--- REQUIREMENTS ---
Every line with the word "Precipitação" in it should be extracted from the data that follows.

(Recorded data)
──────────
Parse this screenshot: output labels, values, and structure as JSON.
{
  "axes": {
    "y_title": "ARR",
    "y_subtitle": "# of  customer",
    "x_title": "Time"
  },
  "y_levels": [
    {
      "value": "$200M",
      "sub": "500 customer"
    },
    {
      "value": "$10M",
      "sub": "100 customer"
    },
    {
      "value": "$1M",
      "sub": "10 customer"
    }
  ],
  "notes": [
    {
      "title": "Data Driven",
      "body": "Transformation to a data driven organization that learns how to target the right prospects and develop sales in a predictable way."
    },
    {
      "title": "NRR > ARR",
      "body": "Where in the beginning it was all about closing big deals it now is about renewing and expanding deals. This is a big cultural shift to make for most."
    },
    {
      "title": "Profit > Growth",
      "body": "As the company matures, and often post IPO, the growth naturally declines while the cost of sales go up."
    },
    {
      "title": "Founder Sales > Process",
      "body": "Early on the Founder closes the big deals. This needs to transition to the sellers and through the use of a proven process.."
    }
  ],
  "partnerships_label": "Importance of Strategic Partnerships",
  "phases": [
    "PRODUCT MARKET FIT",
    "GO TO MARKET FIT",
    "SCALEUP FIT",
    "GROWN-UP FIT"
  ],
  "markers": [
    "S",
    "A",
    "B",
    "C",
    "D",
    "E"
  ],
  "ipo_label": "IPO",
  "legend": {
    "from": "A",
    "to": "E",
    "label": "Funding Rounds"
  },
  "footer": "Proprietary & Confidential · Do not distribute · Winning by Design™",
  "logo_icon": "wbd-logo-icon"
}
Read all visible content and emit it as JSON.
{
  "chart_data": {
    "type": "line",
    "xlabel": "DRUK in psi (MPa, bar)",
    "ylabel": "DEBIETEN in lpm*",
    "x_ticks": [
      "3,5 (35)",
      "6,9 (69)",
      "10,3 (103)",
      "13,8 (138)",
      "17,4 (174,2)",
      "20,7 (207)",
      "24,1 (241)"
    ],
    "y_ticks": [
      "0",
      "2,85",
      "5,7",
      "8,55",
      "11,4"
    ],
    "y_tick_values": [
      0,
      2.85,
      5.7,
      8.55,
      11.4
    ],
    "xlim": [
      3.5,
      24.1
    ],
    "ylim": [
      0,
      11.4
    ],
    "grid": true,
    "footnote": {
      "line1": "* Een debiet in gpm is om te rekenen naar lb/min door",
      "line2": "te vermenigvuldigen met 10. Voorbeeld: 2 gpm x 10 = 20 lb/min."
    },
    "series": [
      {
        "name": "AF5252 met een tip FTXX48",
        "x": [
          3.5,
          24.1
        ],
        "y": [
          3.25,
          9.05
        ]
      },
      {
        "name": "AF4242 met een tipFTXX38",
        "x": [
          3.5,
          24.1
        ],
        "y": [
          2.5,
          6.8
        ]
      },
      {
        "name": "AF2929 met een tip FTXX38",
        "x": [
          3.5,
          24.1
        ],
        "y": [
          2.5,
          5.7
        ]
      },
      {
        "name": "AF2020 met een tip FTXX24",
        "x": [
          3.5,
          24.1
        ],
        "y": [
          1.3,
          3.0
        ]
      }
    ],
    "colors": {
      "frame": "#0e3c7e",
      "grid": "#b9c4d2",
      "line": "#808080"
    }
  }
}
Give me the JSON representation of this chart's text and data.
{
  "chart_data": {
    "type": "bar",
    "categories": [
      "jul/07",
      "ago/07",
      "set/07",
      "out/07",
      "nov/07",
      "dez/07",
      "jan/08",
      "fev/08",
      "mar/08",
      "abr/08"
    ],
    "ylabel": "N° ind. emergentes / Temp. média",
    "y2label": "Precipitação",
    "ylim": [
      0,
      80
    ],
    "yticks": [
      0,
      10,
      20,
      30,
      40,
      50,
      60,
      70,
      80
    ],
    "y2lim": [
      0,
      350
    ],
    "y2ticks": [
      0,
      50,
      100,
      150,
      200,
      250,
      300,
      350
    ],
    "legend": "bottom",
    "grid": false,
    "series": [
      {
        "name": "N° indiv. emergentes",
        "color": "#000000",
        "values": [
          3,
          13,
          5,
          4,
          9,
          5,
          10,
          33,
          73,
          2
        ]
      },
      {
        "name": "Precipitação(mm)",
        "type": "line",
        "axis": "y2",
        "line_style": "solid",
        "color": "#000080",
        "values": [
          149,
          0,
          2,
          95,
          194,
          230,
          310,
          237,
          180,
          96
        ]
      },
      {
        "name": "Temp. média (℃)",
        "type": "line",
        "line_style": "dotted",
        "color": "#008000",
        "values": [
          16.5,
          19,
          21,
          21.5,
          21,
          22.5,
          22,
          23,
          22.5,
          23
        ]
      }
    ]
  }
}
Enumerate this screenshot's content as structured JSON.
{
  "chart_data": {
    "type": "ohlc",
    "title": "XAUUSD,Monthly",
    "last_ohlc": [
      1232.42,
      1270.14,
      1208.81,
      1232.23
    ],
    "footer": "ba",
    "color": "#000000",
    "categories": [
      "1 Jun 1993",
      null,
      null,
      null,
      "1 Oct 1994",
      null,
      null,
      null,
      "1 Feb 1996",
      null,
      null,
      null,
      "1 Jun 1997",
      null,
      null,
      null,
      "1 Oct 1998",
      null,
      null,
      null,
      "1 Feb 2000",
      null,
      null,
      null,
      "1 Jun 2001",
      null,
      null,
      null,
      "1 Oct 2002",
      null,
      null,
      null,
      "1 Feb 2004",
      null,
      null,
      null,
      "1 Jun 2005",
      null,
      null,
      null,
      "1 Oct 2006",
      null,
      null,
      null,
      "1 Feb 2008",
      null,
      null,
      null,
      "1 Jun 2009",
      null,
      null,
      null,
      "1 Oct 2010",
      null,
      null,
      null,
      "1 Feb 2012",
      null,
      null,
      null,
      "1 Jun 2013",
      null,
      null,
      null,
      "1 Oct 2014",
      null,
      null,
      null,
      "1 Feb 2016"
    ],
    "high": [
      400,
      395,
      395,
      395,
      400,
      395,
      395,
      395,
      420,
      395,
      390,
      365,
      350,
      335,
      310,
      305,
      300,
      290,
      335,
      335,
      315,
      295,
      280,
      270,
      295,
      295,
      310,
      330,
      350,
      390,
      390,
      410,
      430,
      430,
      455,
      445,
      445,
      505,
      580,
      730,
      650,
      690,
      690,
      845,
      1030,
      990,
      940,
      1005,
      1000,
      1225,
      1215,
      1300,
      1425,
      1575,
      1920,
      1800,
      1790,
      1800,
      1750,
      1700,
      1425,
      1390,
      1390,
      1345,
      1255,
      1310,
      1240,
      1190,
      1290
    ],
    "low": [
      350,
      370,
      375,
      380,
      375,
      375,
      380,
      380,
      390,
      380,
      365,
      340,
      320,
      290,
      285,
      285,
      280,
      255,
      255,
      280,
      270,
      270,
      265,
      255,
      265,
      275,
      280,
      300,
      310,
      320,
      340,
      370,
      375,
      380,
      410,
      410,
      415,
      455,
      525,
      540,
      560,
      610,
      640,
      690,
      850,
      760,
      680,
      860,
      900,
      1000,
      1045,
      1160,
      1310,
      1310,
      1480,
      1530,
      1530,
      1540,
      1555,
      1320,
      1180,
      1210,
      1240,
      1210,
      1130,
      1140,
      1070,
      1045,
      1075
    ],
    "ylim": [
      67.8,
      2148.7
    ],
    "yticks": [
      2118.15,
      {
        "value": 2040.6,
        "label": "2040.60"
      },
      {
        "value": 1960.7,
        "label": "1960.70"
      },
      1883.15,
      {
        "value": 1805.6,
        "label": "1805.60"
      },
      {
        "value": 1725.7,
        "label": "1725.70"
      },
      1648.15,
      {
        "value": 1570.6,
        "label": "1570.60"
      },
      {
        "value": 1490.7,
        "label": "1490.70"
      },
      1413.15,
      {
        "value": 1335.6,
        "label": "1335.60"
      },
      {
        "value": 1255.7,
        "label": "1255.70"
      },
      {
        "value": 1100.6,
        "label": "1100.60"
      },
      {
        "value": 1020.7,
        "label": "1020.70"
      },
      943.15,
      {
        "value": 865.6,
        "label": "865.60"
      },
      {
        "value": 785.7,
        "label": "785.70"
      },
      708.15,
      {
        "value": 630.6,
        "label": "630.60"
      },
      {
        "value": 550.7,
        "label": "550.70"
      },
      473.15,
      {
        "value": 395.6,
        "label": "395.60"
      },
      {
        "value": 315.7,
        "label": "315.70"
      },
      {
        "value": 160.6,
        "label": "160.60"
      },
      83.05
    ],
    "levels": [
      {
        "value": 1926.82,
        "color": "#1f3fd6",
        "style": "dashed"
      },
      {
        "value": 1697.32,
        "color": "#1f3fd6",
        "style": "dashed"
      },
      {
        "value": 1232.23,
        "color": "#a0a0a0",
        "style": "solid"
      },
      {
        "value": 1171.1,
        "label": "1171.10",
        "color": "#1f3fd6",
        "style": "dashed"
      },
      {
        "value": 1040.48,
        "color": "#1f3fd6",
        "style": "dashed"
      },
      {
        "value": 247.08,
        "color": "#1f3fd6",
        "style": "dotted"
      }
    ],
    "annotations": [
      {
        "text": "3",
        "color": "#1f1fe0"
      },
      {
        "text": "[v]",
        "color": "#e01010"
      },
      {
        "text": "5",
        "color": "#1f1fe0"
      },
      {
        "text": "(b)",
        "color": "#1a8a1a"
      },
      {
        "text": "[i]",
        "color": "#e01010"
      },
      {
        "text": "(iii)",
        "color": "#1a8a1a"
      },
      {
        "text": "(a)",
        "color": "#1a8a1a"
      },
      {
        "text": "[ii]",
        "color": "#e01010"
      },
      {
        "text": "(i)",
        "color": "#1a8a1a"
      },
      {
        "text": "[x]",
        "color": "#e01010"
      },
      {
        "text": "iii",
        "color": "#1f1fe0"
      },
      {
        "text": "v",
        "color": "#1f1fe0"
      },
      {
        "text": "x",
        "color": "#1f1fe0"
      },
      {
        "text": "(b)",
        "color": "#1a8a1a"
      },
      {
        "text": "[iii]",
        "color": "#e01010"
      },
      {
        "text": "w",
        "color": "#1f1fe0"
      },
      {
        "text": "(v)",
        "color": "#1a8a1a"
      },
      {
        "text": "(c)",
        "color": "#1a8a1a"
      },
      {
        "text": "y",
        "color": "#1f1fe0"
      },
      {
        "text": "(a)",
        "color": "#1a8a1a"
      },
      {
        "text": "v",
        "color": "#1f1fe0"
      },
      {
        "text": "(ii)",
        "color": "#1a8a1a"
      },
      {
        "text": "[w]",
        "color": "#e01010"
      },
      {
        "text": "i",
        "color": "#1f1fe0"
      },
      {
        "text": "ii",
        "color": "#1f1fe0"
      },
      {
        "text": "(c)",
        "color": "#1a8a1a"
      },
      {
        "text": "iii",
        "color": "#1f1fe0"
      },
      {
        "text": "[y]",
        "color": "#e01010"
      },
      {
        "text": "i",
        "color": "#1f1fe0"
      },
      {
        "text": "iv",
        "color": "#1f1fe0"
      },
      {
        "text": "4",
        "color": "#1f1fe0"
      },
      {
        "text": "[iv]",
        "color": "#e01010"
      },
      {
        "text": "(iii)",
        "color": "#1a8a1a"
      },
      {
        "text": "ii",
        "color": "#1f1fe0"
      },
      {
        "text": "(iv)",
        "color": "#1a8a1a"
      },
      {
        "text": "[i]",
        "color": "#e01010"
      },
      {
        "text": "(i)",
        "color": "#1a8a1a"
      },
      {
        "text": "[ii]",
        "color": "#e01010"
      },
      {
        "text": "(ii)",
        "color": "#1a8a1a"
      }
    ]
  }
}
──────────
--- REPLY TO THE TASK ---
    "y2label": "Precipitação",
        "name": "Precipitação(mm)",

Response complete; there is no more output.